Collected data entries

□ □ □ □ □

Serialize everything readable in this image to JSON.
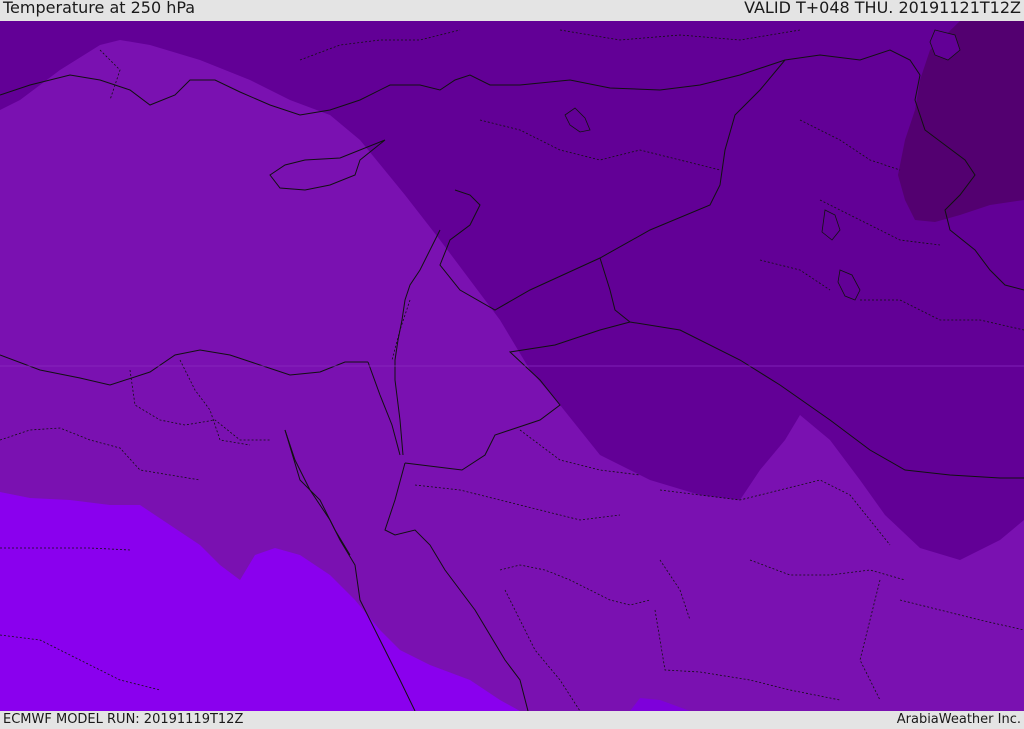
{
  "header": {
    "title": "Temperature at 250 hPa",
    "valid": "VALID T+048 THU. 20191121T12Z"
  },
  "footer": {
    "model_run": "ECMWF MODEL RUN: 20191119T12Z",
    "credit": "ArabiaWeather Inc."
  },
  "map": {
    "field": "temperature",
    "pressure_level": "250 hPa",
    "colors": {
      "band_coldest": "#530070",
      "band_cold": "#620096",
      "band_mid": "#7a11b1",
      "band_warm": "#7e00db",
      "band_warmest": "#8a00ee",
      "border_line": "#111111"
    }
  }
}
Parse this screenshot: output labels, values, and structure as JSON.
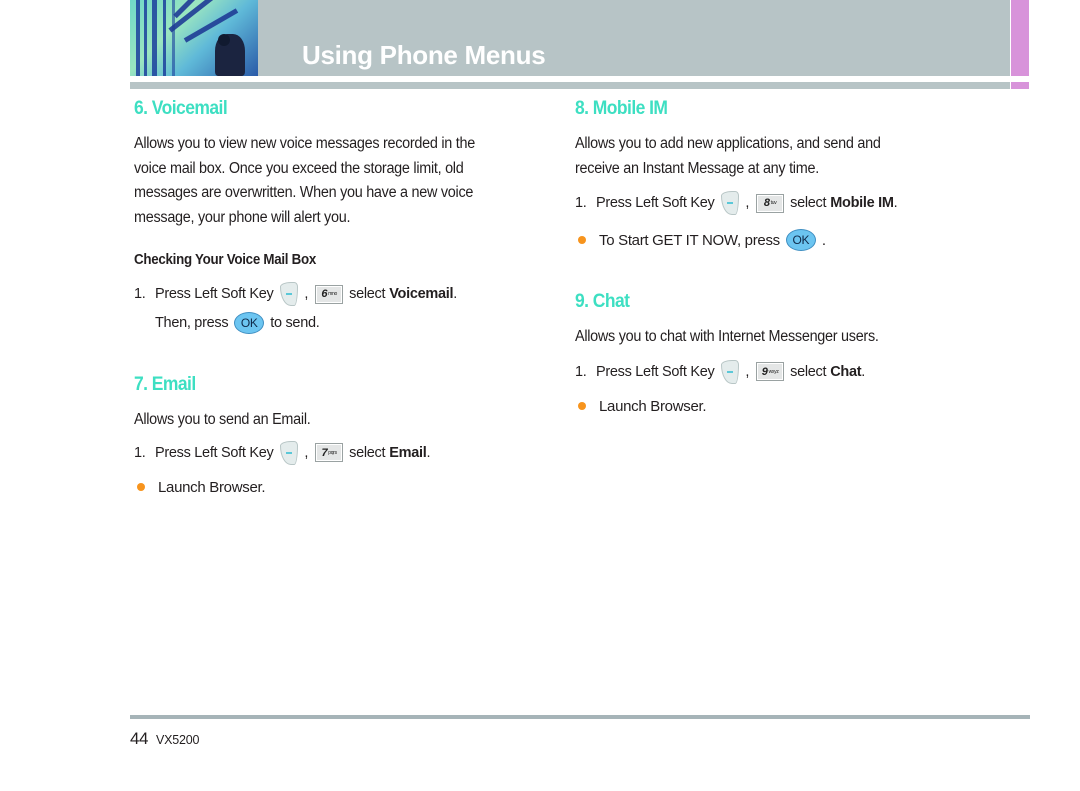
{
  "header": {
    "title": "Using Phone Menus",
    "accent_color": "#d893da",
    "bar_color": "#b7c4c6"
  },
  "sections": {
    "voicemail": {
      "title": "6. Voicemail",
      "body": [
        "Allows you to view new voice messages recorded in the",
        "voice mail box. Once you exceed the storage limit, old",
        "messages are overwritten. When you have a new voice",
        "message, your phone will alert you."
      ],
      "subheading": "Checking Your Voice Mail Box",
      "step1": {
        "num": "1.",
        "text": "Press Left Soft Key",
        "comma": ",",
        "key": "6",
        "key_letters": "mno",
        "select": "select",
        "target": "Voicemail",
        "period": "."
      },
      "step1b": {
        "then": "Then, press",
        "ok": "OK",
        "after": "to send."
      }
    },
    "email": {
      "title": "7. Email",
      "body": "Allows you to send an Email.",
      "step1": {
        "num": "1.",
        "text": "Press Left Soft Key",
        "comma": ",",
        "key": "7",
        "key_letters": "pqrs",
        "select": "select",
        "target": "Email",
        "period": "."
      },
      "bullet": "Launch Browser."
    },
    "mobile_im": {
      "title": "8. Mobile IM",
      "body": [
        "Allows you to add new applications, and send and",
        "receive an Instant Message at any time."
      ],
      "step1": {
        "num": "1.",
        "text": "Press Left Soft Key",
        "comma": ",",
        "key": "8",
        "key_letters": "tuv",
        "select": "select",
        "target": "Mobile IM",
        "period": "."
      },
      "bullet": {
        "text": "To Start GET IT NOW, press",
        "ok": "OK",
        "after": "."
      }
    },
    "chat": {
      "title": "9. Chat",
      "body": "Allows you to chat with Internet Messenger users.",
      "step1": {
        "num": "1.",
        "text": "Press Left Soft Key",
        "comma": ",",
        "key": "9",
        "key_letters": "wxyz",
        "select": "select",
        "target": "Chat",
        "period": "."
      },
      "bullet": "Launch Browser."
    }
  },
  "colors": {
    "section_title": "#3ddfc2",
    "bullet": "#f7941d",
    "ok_key": "#6cc5f1"
  },
  "footer": {
    "page_number": "44",
    "model": "VX5200"
  }
}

□ □ □ □ □

- **REQUIREMENTS**: Quote the preceding records in their entirety, excluding every picture.

- **TASK SOLUTION**:
Serialize everything readable in this image to JSON.
{
  "header": {
    "title": "Temperature at 250 hPa",
    "valid": "VALID T+048 THU. 20191121T12Z"
  },
  "footer": {
    "model_run": "ECMWF MODEL RUN: 20191119T12Z",
    "credit": "ArabiaWeather Inc."
  },
  "map": {
    "field": "temperature",
    "pressure_level": "250 hPa",
    "colors": {
      "band_coldest": "#530070",
      "band_cold": "#620096",
      "band_mid": "#7a11b1",
      "band_warm": "#7e00db",
      "band_warmest": "#8a00ee",
      "border_line": "#111111"
    }
  }
}
Parse this screenshot: output labels, values, and structure as JSON.
{
  "header": {
    "title": "Using Phone Menus",
    "accent_color": "#d893da",
    "bar_color": "#b7c4c6"
  },
  "sections": {
    "voicemail": {
      "title": "6. Voicemail",
      "body": [
        "Allows you to view new voice messages recorded in the",
        "voice mail box. Once you exceed the storage limit, old",
        "messages are overwritten. When you have a new voice",
        "message, your phone will alert you."
      ],
      "subheading": "Checking Your Voice Mail Box",
      "step1": {
        "num": "1.",
        "text": "Press Left Soft Key",
        "comma": ",",
        "key": "6",
        "key_letters": "mno",
        "select": "select",
        "target": "Voicemail",
        "period": "."
      },
      "step1b": {
        "then": "Then, press",
        "ok": "OK",
        "after": "to send."
      }
    },
    "email": {
      "title": "7. Email",
      "body": "Allows you to send an Email.",
      "step1": {
        "num": "1.",
        "text": "Press Left Soft Key",
        "comma": ",",
        "key": "7",
        "key_letters": "pqrs",
        "select": "select",
        "target": "Email",
        "period": "."
      },
      "bullet": "Launch Browser."
    },
    "mobile_im": {
      "title": "8. Mobile IM",
      "body": [
        "Allows you to add new applications, and send and",
        "receive an Instant Message at any time."
      ],
      "step1": {
        "num": "1.",
        "text": "Press Left Soft Key",
        "comma": ",",
        "key": "8",
        "key_letters": "tuv",
        "select": "select",
        "target": "Mobile IM",
        "period": "."
      },
      "bullet": {
        "text": "To Start GET IT NOW, press",
        "ok": "OK",
        "after": "."
      }
    },
    "chat": {
      "title": "9. Chat",
      "body": "Allows you to chat with Internet Messenger users.",
      "step1": {
        "num": "1.",
        "text": "Press Left Soft Key",
        "comma": ",",
        "key": "9",
        "key_letters": "wxyz",
        "select": "select",
        "target": "Chat",
        "period": "."
      },
      "bullet": "Launch Browser."
    }
  },
  "colors": {
    "section_title": "#3ddfc2",
    "bullet": "#f7941d",
    "ok_key": "#6cc5f1"
  },
  "footer": {
    "page_number": "44",
    "model": "VX5200"
  }
}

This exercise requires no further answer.